§ What is being asked
Gather all lines with "right" from the records.

§ Provided data

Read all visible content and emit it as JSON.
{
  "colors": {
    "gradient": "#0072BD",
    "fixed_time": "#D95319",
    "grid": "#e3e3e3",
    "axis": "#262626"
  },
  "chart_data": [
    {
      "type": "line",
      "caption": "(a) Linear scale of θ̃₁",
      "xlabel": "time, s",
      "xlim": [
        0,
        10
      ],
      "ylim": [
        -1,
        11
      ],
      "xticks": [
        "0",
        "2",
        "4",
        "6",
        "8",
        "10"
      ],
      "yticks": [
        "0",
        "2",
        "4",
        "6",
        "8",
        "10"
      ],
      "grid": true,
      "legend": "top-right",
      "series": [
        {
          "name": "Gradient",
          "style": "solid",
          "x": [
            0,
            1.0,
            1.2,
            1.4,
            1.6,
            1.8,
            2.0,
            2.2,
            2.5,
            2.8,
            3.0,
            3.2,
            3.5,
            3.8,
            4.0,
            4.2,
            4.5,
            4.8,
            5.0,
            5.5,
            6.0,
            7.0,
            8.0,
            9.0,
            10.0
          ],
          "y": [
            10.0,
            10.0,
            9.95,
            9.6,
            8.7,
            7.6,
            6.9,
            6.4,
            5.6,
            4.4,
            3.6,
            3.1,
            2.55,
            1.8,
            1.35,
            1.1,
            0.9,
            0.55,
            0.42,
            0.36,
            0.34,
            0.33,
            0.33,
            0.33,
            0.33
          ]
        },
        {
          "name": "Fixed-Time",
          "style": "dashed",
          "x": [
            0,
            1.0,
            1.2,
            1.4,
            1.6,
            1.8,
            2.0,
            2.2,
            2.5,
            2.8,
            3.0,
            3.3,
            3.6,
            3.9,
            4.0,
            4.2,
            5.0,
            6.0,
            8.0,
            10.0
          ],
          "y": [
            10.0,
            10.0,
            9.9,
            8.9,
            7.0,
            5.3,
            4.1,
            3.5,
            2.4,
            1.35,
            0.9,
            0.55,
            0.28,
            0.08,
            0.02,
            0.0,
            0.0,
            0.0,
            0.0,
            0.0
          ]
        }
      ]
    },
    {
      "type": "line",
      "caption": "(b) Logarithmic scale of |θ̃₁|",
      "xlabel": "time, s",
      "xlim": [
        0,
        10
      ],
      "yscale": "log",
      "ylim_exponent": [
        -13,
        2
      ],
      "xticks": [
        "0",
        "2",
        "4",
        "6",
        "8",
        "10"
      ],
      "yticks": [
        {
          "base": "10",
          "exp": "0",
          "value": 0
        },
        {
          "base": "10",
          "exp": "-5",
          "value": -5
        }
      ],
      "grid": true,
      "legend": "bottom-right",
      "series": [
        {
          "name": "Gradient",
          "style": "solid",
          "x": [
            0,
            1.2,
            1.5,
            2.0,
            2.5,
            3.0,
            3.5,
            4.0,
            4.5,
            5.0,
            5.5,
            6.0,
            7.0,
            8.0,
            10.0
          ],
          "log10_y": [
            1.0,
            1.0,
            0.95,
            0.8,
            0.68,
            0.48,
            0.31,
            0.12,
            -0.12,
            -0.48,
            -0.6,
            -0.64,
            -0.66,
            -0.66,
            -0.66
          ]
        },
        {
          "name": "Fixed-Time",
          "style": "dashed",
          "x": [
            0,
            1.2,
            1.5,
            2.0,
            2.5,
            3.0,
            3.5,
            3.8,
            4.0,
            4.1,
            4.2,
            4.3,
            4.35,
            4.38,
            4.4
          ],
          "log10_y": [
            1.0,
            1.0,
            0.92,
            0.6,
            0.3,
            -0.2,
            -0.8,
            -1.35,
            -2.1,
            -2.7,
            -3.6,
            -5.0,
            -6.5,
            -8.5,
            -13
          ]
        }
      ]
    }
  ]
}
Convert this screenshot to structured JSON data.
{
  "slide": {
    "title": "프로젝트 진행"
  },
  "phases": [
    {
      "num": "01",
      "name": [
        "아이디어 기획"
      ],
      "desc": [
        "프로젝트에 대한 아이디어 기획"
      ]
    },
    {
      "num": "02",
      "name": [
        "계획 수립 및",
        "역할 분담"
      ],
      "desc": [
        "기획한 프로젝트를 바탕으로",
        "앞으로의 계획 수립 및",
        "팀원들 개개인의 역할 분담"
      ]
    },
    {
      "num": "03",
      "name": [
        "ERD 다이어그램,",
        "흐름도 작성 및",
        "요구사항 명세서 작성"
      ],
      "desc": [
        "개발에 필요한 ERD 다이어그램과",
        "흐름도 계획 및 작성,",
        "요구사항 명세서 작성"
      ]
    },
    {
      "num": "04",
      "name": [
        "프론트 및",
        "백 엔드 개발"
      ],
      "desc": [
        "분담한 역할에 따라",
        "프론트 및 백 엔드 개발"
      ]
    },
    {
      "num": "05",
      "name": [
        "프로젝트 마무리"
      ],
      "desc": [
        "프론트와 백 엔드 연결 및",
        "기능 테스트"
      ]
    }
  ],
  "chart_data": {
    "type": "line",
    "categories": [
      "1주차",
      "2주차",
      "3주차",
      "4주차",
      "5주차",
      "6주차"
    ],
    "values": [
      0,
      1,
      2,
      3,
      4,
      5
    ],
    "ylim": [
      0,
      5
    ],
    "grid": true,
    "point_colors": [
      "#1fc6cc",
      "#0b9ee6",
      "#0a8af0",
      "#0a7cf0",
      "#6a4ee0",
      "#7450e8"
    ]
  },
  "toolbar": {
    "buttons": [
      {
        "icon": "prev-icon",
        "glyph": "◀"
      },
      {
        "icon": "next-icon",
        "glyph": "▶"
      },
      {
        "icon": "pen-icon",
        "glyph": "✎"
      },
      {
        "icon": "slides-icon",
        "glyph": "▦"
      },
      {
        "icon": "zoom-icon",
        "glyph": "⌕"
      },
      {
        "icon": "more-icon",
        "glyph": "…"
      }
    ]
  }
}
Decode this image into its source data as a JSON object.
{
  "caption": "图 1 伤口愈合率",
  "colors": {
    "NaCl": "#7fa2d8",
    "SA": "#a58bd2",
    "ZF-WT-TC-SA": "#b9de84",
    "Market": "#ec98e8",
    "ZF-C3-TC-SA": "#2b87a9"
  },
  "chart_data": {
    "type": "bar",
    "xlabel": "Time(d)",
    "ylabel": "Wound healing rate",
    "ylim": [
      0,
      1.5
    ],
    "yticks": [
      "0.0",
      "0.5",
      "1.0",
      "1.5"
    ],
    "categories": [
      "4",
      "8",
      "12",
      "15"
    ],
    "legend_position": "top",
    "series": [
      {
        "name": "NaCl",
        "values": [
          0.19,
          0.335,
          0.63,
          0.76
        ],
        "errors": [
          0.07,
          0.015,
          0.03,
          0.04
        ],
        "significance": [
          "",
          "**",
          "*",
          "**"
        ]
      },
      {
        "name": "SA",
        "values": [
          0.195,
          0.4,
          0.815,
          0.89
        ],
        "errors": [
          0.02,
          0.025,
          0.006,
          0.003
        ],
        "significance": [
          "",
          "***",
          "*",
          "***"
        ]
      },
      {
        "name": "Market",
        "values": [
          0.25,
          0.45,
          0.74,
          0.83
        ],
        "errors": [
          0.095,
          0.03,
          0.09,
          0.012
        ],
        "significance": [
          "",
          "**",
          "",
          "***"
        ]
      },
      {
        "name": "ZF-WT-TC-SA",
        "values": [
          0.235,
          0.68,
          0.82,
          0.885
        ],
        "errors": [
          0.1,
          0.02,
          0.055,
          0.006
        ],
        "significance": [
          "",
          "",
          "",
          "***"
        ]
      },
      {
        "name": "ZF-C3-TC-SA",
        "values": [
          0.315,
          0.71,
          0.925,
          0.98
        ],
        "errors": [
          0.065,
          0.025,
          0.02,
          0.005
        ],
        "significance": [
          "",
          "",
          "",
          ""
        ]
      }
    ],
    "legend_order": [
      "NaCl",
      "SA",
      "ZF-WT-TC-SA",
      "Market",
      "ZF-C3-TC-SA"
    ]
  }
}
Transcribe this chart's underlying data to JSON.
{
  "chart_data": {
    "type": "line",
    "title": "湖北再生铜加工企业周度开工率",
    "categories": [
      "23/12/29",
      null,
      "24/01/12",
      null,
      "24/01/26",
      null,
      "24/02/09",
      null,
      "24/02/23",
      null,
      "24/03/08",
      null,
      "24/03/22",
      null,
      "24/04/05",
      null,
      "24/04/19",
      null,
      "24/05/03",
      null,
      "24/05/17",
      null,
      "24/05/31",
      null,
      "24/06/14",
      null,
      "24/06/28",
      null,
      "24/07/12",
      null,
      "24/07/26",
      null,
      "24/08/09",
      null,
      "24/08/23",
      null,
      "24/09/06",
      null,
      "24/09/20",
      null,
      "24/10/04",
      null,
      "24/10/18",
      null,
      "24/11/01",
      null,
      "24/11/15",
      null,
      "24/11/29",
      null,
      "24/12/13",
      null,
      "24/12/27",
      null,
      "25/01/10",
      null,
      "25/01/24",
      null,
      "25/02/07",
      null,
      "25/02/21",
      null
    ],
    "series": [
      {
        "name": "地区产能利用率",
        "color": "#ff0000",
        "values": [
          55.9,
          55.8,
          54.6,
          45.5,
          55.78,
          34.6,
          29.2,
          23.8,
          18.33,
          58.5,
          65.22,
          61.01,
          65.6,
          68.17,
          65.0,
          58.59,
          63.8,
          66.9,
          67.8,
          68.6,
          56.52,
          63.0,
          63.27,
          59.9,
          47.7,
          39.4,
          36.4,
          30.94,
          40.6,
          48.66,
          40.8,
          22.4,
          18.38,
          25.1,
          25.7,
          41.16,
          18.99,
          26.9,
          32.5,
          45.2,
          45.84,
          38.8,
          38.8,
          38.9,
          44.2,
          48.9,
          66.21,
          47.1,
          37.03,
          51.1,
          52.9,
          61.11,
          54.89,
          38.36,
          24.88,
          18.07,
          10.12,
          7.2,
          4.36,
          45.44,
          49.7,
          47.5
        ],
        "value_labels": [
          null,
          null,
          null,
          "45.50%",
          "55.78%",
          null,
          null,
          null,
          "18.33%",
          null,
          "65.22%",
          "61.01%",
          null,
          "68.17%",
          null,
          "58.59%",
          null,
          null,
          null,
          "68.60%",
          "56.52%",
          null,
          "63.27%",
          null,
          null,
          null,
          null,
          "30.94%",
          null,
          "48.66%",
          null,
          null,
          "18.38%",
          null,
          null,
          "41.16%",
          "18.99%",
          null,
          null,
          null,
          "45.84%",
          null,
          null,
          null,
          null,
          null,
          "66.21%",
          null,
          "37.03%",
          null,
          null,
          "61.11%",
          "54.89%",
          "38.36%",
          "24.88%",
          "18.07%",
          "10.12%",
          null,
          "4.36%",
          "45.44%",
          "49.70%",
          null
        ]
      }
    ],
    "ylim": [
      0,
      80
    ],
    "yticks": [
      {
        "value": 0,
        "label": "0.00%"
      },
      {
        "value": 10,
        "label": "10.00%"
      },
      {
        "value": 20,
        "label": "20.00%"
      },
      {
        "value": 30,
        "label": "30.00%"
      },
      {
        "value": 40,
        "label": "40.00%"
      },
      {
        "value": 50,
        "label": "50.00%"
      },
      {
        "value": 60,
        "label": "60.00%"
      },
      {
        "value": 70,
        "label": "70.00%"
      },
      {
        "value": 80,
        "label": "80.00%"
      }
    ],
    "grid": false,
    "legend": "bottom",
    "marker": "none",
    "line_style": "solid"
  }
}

§ Full answer
      "legend": "top-right",
      "legend": "bottom-right",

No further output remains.